_TASK DESCRIPTION_. Go through the records line by line and work out how many lines hold the word "Waschmaschine". Answer with the number only.

_RECORDS TO PROCESS_.
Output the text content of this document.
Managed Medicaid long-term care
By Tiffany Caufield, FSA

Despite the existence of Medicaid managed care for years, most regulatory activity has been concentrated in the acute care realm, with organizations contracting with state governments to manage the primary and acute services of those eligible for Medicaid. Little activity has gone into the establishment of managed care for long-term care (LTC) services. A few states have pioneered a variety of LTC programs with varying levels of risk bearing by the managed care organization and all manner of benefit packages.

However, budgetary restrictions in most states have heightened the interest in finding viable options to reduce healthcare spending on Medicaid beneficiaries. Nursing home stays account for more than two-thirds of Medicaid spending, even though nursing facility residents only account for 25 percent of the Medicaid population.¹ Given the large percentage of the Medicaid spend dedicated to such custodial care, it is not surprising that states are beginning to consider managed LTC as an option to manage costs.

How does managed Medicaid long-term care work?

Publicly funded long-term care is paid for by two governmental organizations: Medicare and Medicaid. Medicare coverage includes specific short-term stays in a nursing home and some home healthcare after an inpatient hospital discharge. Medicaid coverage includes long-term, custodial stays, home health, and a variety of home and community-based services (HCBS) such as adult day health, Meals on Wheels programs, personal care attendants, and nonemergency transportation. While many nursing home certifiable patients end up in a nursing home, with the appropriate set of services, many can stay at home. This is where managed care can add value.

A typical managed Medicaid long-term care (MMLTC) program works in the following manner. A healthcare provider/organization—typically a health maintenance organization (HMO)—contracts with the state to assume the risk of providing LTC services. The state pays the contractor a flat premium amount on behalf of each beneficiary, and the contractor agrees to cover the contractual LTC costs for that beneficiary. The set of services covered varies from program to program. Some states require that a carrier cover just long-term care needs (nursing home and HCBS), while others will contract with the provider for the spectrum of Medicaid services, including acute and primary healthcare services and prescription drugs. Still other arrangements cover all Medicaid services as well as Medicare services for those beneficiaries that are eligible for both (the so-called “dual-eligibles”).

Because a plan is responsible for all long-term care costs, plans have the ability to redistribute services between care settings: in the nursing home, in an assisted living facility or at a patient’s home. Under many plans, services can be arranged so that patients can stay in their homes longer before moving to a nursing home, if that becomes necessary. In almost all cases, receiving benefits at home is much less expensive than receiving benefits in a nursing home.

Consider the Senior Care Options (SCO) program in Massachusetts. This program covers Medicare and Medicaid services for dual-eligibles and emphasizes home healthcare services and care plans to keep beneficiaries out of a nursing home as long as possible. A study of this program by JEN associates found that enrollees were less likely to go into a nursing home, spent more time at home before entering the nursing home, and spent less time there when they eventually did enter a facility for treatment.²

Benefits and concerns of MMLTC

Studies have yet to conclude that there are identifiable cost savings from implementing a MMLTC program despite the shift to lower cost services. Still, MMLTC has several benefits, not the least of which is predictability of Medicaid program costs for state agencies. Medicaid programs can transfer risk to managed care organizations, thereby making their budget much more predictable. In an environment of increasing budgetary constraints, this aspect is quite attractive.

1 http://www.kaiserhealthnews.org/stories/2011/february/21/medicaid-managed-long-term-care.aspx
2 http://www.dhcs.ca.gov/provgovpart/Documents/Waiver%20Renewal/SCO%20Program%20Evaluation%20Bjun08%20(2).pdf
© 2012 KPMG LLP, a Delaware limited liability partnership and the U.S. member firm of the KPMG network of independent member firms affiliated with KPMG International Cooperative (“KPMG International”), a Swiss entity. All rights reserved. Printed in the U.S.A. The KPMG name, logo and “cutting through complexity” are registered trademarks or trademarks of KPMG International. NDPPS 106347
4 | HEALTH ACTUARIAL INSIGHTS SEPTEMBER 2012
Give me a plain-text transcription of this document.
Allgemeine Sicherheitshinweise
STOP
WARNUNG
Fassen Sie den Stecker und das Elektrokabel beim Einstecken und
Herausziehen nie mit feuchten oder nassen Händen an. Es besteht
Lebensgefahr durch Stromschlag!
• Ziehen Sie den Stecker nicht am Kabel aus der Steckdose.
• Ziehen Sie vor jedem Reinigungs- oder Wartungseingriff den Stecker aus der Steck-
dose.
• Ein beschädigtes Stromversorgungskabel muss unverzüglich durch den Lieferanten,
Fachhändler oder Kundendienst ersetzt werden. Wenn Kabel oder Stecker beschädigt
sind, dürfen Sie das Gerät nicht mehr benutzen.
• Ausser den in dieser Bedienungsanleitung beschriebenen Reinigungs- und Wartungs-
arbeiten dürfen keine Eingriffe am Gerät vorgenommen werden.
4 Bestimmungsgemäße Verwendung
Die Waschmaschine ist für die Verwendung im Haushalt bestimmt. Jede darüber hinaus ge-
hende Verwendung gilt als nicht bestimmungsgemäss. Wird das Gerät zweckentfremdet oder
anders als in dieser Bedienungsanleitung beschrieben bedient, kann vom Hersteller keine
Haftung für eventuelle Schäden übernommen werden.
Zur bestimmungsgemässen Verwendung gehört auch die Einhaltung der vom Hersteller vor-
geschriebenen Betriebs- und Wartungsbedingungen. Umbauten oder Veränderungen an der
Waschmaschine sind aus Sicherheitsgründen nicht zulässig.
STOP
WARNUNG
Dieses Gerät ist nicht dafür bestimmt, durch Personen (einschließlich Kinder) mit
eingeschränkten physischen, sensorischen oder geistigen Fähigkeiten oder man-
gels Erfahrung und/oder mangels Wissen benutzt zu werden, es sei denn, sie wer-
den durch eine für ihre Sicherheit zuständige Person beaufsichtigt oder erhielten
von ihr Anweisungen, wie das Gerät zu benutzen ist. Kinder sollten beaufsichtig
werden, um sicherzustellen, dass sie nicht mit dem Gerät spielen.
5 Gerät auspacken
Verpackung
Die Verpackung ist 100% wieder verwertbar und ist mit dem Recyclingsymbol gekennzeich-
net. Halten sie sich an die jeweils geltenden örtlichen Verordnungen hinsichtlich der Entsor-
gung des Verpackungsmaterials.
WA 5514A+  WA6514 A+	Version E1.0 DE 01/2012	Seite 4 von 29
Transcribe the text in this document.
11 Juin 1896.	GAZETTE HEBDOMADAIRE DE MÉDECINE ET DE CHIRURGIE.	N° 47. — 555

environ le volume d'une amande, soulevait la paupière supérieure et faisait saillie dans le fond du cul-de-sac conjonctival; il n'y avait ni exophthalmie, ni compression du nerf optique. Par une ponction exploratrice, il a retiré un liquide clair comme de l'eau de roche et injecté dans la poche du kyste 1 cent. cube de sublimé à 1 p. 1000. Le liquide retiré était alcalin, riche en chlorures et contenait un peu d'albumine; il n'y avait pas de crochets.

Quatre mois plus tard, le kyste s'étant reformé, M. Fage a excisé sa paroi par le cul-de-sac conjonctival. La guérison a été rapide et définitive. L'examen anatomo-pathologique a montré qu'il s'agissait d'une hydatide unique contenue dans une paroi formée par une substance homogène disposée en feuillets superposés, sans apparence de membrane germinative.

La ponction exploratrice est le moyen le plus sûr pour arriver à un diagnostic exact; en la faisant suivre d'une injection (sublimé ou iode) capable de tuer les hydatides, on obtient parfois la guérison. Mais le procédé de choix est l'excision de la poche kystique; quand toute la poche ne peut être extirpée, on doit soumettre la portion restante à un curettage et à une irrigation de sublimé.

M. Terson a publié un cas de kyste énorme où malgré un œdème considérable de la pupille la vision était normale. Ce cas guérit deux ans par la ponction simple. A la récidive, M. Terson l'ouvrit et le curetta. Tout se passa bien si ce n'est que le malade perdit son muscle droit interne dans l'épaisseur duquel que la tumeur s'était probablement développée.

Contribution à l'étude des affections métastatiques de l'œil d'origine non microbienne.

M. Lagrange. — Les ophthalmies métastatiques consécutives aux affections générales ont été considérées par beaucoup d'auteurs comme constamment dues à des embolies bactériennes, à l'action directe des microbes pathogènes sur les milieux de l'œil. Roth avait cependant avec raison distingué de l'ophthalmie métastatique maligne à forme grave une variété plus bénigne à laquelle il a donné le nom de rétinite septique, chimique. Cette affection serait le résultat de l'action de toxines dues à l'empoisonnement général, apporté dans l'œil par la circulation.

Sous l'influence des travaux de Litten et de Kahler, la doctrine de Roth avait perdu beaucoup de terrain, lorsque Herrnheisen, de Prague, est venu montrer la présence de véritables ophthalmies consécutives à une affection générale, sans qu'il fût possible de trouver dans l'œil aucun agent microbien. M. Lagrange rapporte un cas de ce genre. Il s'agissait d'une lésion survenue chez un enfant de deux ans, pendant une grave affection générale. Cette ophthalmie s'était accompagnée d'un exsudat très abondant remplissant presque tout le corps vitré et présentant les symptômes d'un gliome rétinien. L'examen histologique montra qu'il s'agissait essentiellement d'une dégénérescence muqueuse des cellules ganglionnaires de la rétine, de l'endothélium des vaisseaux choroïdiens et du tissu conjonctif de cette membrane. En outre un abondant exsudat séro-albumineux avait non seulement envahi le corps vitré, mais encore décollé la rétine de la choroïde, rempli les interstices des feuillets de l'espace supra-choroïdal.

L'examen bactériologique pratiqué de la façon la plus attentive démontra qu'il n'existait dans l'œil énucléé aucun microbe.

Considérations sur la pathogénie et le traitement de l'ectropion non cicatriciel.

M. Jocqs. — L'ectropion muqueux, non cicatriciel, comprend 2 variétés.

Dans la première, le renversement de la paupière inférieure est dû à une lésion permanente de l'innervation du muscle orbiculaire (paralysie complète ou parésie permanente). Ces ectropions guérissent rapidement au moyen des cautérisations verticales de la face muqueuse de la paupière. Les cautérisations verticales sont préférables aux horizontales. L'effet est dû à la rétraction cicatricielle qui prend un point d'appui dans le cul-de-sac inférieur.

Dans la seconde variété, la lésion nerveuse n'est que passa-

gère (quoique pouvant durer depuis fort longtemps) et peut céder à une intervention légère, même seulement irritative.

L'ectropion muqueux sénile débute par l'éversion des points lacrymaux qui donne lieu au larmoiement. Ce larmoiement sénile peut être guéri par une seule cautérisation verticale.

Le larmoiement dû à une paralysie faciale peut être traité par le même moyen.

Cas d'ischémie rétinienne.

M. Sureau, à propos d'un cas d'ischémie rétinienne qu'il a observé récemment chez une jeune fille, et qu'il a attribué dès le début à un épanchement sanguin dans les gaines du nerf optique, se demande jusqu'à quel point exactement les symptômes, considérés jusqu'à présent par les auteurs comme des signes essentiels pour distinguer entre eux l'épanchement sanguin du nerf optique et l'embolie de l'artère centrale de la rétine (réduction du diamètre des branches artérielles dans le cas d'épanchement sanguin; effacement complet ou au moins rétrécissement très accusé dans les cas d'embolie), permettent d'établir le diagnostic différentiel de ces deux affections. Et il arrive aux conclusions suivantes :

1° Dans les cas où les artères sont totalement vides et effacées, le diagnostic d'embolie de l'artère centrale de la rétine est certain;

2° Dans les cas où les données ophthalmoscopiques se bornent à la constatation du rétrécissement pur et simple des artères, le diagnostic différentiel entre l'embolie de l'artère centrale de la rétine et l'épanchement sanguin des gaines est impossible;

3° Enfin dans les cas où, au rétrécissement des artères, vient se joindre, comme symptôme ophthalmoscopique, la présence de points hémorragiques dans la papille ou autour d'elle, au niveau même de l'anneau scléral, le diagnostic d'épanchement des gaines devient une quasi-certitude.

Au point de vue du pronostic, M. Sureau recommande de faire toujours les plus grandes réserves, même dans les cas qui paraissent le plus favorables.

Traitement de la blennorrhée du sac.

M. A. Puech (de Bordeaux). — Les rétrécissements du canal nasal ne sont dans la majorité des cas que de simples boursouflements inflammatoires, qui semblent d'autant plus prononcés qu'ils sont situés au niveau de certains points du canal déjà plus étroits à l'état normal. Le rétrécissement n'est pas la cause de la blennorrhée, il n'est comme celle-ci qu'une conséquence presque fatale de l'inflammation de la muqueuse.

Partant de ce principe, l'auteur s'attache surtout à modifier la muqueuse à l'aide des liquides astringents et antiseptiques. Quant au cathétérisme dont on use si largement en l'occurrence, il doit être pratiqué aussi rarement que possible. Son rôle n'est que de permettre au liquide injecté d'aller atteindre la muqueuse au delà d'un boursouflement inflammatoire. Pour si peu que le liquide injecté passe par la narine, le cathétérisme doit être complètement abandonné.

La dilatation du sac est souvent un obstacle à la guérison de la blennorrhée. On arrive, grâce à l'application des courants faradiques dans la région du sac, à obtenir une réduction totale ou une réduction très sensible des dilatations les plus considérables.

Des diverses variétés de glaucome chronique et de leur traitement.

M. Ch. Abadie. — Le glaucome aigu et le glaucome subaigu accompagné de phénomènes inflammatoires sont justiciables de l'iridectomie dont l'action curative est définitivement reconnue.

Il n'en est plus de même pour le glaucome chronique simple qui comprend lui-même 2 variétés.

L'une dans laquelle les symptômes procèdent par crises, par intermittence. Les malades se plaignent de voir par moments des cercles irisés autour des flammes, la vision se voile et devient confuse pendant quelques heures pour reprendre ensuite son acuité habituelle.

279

_SOLUTION FOR THIS PROBLEM_. 2